EXERCISE INSTRUCTIONS >> Reproduce each line from the records that holds "will".

----

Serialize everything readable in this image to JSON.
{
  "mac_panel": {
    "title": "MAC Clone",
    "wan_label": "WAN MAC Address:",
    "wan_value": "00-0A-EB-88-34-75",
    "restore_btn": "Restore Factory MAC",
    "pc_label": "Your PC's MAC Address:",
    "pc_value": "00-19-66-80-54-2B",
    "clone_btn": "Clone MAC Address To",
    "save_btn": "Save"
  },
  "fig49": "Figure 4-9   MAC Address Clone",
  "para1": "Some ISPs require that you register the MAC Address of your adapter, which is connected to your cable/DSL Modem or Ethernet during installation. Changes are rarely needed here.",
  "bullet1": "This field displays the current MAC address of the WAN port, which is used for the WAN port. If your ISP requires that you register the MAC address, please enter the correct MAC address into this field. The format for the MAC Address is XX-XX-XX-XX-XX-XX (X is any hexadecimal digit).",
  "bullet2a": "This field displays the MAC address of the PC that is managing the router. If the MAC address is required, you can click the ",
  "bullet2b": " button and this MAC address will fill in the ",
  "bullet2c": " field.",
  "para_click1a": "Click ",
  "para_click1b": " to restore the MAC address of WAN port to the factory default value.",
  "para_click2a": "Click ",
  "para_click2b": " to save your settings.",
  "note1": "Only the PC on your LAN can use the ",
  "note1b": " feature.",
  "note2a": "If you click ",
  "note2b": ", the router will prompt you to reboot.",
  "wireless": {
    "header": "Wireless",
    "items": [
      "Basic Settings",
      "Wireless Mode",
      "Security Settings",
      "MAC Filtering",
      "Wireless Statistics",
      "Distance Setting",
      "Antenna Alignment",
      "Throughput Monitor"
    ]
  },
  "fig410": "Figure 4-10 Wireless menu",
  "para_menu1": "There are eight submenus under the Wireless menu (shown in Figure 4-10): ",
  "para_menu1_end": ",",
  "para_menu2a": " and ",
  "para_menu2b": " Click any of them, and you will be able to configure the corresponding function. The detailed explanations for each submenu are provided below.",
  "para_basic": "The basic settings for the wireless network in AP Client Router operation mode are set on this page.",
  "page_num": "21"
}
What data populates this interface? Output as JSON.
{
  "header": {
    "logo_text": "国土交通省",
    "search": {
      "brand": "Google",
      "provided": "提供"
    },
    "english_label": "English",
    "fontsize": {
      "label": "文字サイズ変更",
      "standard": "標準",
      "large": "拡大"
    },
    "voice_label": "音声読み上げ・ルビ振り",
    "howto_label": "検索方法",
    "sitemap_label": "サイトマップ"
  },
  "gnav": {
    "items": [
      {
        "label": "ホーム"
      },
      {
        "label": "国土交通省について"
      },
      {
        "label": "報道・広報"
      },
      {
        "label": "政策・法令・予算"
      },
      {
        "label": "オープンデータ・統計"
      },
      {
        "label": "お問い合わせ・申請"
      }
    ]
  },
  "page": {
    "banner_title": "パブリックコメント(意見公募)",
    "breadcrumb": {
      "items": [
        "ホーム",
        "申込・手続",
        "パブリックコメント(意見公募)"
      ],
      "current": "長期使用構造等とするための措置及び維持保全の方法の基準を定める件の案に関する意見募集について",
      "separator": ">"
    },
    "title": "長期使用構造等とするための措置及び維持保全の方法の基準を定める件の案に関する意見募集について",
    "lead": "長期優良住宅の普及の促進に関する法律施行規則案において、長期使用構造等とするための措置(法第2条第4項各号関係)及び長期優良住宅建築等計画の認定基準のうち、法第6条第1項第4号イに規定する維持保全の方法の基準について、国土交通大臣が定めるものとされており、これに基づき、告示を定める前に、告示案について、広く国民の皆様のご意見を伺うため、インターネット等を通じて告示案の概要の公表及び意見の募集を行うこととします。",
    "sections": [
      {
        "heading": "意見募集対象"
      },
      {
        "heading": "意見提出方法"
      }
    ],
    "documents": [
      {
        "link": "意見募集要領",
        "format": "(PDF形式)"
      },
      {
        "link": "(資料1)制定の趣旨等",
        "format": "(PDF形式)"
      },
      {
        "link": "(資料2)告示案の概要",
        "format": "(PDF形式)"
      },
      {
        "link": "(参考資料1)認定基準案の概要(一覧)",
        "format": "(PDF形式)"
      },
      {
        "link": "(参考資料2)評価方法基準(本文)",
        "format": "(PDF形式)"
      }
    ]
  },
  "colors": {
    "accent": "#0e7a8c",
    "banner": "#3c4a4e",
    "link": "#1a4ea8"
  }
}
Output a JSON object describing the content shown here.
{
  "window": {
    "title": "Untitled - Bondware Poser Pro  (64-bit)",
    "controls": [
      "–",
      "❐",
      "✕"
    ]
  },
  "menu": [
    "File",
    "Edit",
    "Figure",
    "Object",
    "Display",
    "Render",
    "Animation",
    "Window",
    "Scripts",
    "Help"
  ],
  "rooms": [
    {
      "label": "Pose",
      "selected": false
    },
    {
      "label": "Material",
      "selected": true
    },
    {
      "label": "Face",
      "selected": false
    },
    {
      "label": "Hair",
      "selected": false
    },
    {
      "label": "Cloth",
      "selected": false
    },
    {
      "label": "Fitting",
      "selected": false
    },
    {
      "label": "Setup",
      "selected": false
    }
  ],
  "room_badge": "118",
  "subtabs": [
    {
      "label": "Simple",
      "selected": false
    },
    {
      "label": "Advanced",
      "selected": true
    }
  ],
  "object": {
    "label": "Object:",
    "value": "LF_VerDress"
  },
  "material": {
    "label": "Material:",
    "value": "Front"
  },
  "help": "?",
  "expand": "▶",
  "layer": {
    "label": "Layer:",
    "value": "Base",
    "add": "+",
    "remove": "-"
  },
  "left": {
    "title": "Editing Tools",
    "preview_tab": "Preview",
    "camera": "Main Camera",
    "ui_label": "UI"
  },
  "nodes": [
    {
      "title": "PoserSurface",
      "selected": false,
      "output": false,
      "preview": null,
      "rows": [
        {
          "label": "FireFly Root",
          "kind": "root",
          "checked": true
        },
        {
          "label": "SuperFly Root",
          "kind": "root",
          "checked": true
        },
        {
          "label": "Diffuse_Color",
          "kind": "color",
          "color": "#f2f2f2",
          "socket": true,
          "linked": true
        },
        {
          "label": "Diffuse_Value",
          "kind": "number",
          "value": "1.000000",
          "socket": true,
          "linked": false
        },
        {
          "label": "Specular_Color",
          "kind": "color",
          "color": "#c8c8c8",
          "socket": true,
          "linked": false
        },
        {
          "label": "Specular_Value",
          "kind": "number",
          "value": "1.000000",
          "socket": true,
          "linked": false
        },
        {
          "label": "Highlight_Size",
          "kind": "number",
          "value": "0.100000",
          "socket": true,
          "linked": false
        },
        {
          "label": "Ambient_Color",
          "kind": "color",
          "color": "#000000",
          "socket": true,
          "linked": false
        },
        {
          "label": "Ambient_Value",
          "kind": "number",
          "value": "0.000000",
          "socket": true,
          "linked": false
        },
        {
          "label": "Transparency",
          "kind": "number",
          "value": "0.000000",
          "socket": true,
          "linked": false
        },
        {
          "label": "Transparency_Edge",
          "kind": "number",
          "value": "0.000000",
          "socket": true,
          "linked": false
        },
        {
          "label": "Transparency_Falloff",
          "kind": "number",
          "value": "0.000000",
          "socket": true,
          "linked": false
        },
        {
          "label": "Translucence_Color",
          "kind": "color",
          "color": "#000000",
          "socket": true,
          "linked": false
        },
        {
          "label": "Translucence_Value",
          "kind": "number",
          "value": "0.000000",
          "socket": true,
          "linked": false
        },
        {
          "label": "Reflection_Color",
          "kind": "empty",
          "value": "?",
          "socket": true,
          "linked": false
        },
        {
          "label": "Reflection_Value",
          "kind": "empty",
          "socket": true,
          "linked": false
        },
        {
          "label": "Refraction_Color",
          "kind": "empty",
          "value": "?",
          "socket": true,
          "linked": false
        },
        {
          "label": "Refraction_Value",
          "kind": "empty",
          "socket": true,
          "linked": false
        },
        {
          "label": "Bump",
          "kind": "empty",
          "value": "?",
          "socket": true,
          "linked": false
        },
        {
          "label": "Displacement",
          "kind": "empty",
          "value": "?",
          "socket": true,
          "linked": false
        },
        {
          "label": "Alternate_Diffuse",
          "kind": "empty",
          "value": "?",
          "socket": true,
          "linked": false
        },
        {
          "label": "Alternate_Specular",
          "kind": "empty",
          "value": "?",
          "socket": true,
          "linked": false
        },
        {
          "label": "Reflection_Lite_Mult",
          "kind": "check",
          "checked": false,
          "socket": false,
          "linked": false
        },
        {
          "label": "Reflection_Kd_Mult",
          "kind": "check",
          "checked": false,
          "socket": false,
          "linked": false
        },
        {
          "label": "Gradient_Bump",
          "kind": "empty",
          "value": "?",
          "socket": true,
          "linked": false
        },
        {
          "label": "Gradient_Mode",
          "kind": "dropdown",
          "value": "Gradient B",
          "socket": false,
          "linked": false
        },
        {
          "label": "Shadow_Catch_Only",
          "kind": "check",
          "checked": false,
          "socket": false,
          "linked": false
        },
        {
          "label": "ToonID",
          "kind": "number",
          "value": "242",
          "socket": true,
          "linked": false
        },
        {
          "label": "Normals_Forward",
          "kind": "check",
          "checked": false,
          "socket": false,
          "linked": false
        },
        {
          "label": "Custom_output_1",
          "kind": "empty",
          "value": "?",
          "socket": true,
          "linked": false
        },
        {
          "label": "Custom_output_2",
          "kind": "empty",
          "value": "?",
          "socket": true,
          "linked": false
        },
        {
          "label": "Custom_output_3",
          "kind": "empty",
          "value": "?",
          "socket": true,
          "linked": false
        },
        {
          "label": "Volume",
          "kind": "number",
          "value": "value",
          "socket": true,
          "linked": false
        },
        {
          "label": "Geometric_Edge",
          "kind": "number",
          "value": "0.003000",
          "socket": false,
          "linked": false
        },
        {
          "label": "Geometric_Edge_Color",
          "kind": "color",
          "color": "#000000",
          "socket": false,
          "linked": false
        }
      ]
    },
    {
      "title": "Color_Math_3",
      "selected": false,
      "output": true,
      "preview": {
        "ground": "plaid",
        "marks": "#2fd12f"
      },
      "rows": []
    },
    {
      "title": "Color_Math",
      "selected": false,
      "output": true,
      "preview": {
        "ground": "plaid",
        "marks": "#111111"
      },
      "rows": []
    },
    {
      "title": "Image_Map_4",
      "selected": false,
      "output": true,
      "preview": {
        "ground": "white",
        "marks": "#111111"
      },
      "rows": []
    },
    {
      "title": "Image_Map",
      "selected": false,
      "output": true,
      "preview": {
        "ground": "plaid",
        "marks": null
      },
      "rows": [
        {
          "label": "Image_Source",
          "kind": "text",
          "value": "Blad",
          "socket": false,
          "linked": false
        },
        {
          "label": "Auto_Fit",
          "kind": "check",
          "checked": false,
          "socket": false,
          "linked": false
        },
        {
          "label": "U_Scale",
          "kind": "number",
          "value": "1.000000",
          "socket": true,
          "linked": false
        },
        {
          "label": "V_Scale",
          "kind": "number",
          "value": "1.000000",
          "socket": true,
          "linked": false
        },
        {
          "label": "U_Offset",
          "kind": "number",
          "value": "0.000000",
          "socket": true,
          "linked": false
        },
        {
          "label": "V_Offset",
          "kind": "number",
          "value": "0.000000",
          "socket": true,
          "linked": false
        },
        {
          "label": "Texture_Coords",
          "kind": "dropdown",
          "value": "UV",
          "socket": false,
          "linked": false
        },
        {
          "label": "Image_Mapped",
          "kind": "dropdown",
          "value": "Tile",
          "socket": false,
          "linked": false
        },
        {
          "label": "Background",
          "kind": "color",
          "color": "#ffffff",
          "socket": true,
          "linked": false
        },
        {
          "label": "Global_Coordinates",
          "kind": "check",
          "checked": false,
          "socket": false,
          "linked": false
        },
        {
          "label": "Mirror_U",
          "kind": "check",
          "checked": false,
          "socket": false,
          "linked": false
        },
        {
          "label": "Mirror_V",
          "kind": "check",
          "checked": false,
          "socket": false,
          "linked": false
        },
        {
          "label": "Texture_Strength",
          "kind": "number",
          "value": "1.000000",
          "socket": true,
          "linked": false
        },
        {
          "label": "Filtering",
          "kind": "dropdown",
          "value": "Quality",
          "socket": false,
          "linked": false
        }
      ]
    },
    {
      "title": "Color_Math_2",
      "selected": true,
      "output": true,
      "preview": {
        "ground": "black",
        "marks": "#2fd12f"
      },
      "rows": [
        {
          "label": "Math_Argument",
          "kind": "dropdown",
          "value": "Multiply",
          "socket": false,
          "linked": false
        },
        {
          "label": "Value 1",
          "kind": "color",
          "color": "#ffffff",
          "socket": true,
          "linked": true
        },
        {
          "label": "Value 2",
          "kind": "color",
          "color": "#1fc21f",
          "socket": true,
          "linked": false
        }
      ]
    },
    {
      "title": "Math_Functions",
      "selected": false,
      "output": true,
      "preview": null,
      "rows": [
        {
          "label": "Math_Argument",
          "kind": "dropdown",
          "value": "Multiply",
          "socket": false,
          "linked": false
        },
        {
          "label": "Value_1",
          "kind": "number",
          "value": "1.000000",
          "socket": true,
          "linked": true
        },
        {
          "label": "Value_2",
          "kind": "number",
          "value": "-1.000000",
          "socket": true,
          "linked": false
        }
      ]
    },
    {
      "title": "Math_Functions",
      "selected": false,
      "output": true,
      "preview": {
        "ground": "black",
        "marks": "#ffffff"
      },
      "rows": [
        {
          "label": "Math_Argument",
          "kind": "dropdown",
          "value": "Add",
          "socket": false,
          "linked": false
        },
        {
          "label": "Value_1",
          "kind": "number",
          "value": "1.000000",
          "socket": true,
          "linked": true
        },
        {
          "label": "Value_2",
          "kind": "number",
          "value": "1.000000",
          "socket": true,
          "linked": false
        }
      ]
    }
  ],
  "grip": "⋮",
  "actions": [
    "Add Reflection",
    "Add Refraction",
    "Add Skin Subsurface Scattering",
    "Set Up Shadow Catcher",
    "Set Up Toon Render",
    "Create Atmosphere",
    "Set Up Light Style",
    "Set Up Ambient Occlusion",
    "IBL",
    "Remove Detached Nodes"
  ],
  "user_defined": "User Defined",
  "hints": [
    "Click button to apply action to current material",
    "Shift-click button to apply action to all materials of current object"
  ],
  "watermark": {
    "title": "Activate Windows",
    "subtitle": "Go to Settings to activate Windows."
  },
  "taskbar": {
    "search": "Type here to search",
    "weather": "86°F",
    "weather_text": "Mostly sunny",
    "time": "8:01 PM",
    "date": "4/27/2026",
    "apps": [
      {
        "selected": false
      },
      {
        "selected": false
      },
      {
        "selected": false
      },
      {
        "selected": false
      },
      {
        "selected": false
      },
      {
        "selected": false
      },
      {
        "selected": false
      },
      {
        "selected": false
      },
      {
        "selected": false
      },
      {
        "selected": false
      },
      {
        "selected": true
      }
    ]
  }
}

----

SOLVED PROBLEM >>
  "bullet2b": " button and this MAC address will fill in the ",
  "note2b": ", the router will prompt you to reboot.",
  "para_menu2b": " Click any of them, and you will be able to configure the corresponding function. The detailed explanations for each submenu are provided below.",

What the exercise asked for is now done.